Dataset rows about figures |
^^^^^^^^^^^^^^^^
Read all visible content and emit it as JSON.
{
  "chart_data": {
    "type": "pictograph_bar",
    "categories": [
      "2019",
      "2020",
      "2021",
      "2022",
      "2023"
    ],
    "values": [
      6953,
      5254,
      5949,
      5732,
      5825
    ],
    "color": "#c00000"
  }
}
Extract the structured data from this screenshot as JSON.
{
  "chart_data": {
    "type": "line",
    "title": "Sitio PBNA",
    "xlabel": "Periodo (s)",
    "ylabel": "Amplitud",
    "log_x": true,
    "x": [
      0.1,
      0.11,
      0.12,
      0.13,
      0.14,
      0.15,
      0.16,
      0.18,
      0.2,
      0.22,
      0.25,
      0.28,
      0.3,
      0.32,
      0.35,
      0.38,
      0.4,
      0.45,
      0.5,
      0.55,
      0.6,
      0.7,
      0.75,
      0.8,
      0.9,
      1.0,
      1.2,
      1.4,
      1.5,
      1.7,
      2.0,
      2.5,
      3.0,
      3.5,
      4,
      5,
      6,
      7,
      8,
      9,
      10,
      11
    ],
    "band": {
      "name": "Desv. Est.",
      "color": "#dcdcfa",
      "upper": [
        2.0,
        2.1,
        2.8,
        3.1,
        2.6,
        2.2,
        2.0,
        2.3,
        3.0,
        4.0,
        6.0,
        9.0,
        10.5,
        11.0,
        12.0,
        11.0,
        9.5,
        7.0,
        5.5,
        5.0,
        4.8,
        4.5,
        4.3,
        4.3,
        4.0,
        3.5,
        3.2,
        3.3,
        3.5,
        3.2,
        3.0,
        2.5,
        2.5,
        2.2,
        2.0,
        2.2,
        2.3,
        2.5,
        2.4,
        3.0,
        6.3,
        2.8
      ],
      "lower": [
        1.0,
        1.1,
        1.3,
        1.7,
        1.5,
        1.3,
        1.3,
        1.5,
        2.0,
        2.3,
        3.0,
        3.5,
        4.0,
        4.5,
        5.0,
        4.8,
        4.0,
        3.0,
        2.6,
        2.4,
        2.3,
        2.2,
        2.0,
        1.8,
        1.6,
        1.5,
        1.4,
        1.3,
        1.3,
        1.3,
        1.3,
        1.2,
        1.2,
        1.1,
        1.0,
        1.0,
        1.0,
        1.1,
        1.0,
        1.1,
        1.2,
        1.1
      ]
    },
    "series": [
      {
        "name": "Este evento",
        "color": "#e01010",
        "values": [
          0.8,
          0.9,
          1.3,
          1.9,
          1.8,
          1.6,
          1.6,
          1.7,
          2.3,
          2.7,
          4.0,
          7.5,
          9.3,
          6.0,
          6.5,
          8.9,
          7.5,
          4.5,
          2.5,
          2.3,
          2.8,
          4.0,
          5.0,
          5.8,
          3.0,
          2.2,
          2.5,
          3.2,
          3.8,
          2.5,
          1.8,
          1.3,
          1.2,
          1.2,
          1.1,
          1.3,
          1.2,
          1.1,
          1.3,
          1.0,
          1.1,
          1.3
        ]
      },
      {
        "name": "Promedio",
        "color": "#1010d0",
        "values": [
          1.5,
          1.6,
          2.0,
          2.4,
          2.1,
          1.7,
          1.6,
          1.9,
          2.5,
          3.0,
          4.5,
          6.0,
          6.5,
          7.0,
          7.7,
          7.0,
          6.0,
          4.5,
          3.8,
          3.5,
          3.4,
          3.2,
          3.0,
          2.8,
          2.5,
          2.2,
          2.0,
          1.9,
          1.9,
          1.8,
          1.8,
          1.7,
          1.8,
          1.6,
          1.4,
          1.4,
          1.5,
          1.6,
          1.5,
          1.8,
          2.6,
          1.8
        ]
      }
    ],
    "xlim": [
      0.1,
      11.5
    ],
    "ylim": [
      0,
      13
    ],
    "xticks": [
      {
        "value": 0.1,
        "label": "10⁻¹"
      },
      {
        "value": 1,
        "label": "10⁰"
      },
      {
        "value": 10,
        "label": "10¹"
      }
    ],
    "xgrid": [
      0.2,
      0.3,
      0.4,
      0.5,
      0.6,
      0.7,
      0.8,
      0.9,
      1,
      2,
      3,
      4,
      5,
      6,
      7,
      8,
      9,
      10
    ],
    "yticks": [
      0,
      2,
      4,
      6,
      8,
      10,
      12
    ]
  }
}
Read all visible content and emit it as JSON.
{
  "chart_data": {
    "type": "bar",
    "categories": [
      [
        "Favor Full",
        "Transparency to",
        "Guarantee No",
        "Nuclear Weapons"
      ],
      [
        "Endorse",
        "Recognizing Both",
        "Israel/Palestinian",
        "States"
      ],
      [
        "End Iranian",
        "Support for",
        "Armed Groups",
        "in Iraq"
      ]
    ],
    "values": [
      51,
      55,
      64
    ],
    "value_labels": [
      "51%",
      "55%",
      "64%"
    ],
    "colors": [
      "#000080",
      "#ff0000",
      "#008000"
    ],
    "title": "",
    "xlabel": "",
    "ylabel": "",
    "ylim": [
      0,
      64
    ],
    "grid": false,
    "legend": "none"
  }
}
^^^^^^^^^^^^^^^^
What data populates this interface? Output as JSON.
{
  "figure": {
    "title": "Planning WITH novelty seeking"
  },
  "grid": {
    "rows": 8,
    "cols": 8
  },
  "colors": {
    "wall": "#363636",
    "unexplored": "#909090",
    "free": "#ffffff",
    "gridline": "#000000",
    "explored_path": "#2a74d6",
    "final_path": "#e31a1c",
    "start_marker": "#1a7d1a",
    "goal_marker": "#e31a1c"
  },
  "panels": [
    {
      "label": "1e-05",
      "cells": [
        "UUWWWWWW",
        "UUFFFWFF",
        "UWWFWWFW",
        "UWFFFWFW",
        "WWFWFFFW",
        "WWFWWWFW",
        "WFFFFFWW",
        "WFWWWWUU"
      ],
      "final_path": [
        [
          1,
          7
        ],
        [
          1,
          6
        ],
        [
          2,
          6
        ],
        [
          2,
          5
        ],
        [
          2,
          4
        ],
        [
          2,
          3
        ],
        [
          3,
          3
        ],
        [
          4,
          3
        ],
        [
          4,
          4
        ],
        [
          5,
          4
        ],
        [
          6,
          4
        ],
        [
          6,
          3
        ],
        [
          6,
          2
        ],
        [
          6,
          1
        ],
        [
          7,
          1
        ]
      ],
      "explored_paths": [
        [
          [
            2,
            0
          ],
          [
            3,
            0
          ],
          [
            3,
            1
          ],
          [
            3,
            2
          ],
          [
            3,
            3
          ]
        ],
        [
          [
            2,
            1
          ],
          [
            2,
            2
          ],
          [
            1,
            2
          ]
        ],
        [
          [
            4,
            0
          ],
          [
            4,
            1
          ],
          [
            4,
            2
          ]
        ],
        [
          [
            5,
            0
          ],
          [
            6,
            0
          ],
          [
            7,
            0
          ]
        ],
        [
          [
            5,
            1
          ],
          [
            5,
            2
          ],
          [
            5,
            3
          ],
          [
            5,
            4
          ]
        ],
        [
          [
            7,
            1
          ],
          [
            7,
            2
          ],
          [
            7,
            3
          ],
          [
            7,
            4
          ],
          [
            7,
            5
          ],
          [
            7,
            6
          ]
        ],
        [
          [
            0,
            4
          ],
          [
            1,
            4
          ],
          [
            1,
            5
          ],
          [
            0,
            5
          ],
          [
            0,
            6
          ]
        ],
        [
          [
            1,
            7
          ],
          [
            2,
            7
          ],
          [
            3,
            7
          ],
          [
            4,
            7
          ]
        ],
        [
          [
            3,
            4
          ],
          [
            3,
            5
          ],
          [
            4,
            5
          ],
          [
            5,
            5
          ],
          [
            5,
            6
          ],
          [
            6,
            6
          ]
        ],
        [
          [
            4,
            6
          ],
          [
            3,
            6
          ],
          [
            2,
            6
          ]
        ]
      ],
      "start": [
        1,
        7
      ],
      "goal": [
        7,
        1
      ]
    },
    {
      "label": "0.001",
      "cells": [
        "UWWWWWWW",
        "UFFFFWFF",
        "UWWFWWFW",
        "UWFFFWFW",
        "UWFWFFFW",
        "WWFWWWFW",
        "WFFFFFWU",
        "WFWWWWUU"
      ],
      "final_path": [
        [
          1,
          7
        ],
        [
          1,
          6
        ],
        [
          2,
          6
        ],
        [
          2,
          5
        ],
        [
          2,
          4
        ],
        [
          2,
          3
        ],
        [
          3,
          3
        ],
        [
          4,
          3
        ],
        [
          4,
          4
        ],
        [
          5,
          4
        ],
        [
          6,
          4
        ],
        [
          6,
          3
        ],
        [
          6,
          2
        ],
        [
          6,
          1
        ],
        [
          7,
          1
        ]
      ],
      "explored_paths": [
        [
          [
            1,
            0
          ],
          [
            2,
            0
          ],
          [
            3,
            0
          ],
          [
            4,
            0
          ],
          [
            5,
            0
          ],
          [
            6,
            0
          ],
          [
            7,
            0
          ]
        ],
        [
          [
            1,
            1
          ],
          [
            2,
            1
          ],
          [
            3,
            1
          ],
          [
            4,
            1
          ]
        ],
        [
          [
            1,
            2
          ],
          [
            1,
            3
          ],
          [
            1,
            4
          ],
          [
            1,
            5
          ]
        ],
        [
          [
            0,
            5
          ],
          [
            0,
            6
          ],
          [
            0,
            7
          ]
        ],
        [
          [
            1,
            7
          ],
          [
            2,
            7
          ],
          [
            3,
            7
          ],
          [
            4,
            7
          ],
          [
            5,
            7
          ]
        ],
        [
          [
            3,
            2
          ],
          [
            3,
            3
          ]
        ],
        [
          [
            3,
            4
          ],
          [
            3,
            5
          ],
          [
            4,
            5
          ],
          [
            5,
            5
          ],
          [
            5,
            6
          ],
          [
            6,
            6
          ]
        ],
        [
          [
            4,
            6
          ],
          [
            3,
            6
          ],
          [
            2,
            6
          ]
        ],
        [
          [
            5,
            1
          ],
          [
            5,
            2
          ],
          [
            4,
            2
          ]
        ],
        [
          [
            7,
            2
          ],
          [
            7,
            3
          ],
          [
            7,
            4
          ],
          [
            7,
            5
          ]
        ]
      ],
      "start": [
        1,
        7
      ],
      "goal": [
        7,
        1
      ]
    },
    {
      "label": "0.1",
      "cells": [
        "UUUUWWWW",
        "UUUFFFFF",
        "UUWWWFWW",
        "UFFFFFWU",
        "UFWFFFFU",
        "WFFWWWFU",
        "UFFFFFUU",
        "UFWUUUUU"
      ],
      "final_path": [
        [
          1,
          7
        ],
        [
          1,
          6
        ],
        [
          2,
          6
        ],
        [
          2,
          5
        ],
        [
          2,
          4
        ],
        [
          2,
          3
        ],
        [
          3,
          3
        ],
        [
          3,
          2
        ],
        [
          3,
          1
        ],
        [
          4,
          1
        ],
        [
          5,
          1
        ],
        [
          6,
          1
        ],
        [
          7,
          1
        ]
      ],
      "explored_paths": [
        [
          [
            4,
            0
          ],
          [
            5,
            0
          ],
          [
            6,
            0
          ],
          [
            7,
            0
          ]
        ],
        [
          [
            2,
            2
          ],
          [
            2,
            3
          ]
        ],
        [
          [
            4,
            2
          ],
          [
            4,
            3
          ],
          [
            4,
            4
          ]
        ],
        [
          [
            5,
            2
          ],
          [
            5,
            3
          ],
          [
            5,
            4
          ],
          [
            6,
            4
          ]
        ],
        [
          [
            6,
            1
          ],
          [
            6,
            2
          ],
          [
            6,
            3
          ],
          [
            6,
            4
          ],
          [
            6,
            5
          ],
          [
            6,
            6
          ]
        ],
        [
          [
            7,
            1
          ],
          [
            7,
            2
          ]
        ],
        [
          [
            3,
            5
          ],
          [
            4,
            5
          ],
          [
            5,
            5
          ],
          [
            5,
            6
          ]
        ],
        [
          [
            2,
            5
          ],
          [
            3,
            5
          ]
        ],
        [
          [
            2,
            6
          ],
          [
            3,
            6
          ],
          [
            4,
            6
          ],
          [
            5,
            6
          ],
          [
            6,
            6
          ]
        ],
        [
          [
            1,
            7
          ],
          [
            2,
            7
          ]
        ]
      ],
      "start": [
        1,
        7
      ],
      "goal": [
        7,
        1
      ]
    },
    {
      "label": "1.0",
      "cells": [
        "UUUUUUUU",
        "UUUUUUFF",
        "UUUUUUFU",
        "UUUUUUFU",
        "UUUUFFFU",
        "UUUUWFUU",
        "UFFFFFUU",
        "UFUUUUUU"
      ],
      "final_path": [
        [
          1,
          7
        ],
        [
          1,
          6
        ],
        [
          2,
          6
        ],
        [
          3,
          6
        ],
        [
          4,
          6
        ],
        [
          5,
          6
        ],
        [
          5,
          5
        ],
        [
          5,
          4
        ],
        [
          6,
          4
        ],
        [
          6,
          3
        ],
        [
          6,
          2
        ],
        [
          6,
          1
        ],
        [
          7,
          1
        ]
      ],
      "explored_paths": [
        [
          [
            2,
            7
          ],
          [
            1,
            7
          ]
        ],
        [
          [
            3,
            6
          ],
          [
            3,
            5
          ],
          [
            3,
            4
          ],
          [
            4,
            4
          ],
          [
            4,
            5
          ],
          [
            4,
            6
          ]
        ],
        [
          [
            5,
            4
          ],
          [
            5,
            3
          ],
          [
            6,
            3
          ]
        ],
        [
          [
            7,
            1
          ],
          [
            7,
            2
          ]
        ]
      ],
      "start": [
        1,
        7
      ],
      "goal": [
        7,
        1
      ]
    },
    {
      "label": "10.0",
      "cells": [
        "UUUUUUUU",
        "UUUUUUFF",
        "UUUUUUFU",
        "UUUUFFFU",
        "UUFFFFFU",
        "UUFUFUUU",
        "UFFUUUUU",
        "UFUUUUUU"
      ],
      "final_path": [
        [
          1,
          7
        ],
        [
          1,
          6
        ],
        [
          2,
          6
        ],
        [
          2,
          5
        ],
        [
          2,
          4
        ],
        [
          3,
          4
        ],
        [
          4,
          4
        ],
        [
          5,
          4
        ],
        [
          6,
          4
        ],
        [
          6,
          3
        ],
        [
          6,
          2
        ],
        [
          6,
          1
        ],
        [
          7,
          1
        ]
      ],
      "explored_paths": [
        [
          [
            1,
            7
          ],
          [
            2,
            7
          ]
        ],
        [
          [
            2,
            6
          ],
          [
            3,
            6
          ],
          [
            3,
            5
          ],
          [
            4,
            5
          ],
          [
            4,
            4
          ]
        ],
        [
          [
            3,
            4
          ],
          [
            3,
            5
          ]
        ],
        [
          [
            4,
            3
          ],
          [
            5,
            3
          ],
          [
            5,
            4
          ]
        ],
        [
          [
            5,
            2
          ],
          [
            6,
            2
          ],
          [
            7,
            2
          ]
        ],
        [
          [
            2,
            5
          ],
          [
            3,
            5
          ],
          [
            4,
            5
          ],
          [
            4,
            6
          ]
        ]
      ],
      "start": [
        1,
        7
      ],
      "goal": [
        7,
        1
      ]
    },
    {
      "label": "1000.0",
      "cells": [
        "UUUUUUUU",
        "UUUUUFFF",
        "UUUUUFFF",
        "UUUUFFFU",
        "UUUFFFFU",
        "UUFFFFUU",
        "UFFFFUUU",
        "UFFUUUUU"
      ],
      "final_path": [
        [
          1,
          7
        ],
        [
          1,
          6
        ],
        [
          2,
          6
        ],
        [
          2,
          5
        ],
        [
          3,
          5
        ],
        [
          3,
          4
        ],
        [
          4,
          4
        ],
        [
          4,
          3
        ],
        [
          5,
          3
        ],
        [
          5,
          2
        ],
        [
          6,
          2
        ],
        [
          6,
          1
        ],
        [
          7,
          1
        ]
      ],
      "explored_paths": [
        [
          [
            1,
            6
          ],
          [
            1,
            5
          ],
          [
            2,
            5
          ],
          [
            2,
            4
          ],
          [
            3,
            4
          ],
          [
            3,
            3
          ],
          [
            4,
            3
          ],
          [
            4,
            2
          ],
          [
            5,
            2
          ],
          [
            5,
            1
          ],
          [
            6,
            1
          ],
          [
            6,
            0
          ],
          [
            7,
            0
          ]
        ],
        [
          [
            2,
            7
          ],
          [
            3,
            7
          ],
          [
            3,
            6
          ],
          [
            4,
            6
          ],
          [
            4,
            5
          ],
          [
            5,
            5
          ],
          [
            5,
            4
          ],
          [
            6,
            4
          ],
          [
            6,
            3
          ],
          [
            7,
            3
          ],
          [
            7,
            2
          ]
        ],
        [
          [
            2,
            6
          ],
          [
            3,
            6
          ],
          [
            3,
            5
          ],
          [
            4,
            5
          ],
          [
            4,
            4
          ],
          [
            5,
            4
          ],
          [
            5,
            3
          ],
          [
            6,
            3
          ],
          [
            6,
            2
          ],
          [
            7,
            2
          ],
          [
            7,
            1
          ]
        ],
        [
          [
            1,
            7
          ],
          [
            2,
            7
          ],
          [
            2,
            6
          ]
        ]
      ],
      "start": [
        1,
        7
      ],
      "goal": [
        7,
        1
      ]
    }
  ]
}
^^^^^^^^^^^^^^^^
Directions | Indicate how many lines of the material contain the string "JSON", giving the number and nothing more.

Response | 4